> Brief
Write out the entries verbatim and leave the images out of the copy.

> Records for processing
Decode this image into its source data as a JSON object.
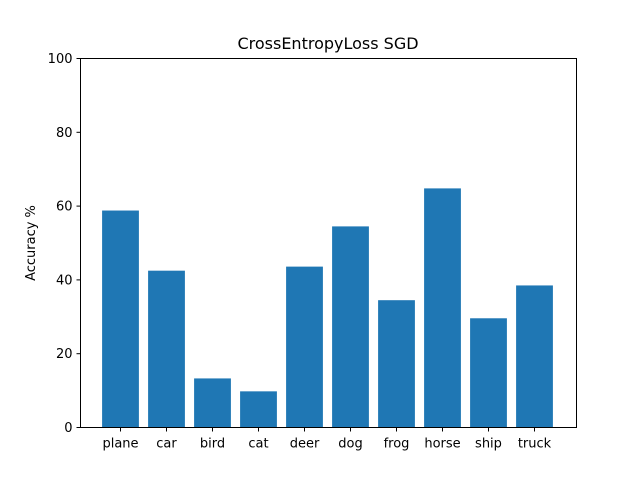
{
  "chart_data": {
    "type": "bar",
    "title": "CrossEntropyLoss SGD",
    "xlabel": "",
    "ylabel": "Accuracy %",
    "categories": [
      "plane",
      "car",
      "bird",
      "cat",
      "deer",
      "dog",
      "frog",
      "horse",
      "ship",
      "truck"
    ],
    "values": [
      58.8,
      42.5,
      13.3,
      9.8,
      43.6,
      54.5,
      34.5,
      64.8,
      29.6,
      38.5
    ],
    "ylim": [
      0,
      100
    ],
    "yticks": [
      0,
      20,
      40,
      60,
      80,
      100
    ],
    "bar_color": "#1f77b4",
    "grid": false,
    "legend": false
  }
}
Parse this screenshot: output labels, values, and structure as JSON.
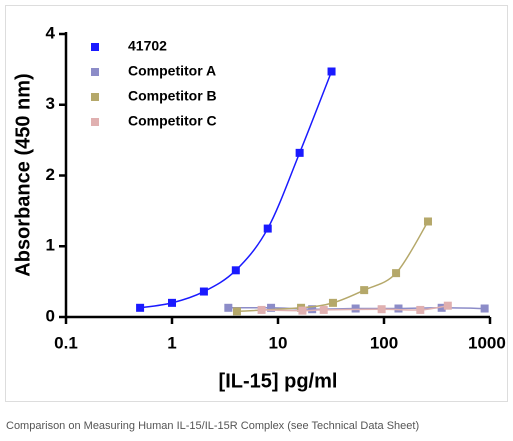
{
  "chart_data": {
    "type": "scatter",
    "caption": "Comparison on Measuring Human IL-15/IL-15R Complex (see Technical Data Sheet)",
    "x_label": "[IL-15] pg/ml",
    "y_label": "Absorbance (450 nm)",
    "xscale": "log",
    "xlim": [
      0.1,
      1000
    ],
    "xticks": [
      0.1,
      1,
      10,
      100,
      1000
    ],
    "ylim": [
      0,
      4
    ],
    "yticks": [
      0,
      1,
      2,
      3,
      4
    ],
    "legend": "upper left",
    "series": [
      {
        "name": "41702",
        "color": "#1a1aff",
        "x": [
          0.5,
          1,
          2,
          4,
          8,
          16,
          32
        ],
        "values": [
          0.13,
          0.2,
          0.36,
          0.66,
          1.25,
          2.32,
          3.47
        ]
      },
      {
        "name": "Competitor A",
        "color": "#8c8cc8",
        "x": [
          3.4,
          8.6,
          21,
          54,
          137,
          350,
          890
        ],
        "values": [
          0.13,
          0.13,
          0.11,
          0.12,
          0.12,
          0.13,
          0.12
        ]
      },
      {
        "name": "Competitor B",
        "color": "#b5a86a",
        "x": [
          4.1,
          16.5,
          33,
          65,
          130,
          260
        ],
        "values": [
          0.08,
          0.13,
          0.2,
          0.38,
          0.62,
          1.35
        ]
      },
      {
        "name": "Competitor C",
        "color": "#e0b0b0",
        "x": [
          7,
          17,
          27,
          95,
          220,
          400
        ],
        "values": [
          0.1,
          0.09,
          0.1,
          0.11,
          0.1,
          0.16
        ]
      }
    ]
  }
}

> Response to this exercise
Decode this image into its source data as a JSON object.
{
  "chart_data": {
    "type": "bar",
    "title": "CrossEntropyLoss SGD",
    "xlabel": "",
    "ylabel": "Accuracy %",
    "categories": [
      "plane",
      "car",
      "bird",
      "cat",
      "deer",
      "dog",
      "frog",
      "horse",
      "ship",
      "truck"
    ],
    "values": [
      58.8,
      42.5,
      13.3,
      9.8,
      43.6,
      54.5,
      34.5,
      64.8,
      29.6,
      38.5
    ],
    "ylim": [
      0,
      100
    ],
    "yticks": [
      0,
      20,
      40,
      60,
      80,
      100
    ],
    "bar_color": "#1f77b4",
    "grid": false,
    "legend": false
  }
}
Parse this screenshot: output labels, values, and structure as JSON.
{
  "chart_data": {
    "type": "scatter",
    "caption": "Comparison on Measuring Human IL-15/IL-15R Complex (see Technical Data Sheet)",
    "x_label": "[IL-15] pg/ml",
    "y_label": "Absorbance (450 nm)",
    "xscale": "log",
    "xlim": [
      0.1,
      1000
    ],
    "xticks": [
      0.1,
      1,
      10,
      100,
      1000
    ],
    "ylim": [
      0,
      4
    ],
    "yticks": [
      0,
      1,
      2,
      3,
      4
    ],
    "legend": "upper left",
    "series": [
      {
        "name": "41702",
        "color": "#1a1aff",
        "x": [
          0.5,
          1,
          2,
          4,
          8,
          16,
          32
        ],
        "values": [
          0.13,
          0.2,
          0.36,
          0.66,
          1.25,
          2.32,
          3.47
        ]
      },
      {
        "name": "Competitor A",
        "color": "#8c8cc8",
        "x": [
          3.4,
          8.6,
          21,
          54,
          137,
          350,
          890
        ],
        "values": [
          0.13,
          0.13,
          0.11,
          0.12,
          0.12,
          0.13,
          0.12
        ]
      },
      {
        "name": "Competitor B",
        "color": "#b5a86a",
        "x": [
          4.1,
          16.5,
          33,
          65,
          130,
          260
        ],
        "values": [
          0.08,
          0.13,
          0.2,
          0.38,
          0.62,
          1.35
        ]
      },
      {
        "name": "Competitor C",
        "color": "#e0b0b0",
        "x": [
          7,
          17,
          27,
          95,
          220,
          400
        ],
        "values": [
          0.1,
          0.09,
          0.1,
          0.11,
          0.1,
          0.16
        ]
      }
    ]
  }
}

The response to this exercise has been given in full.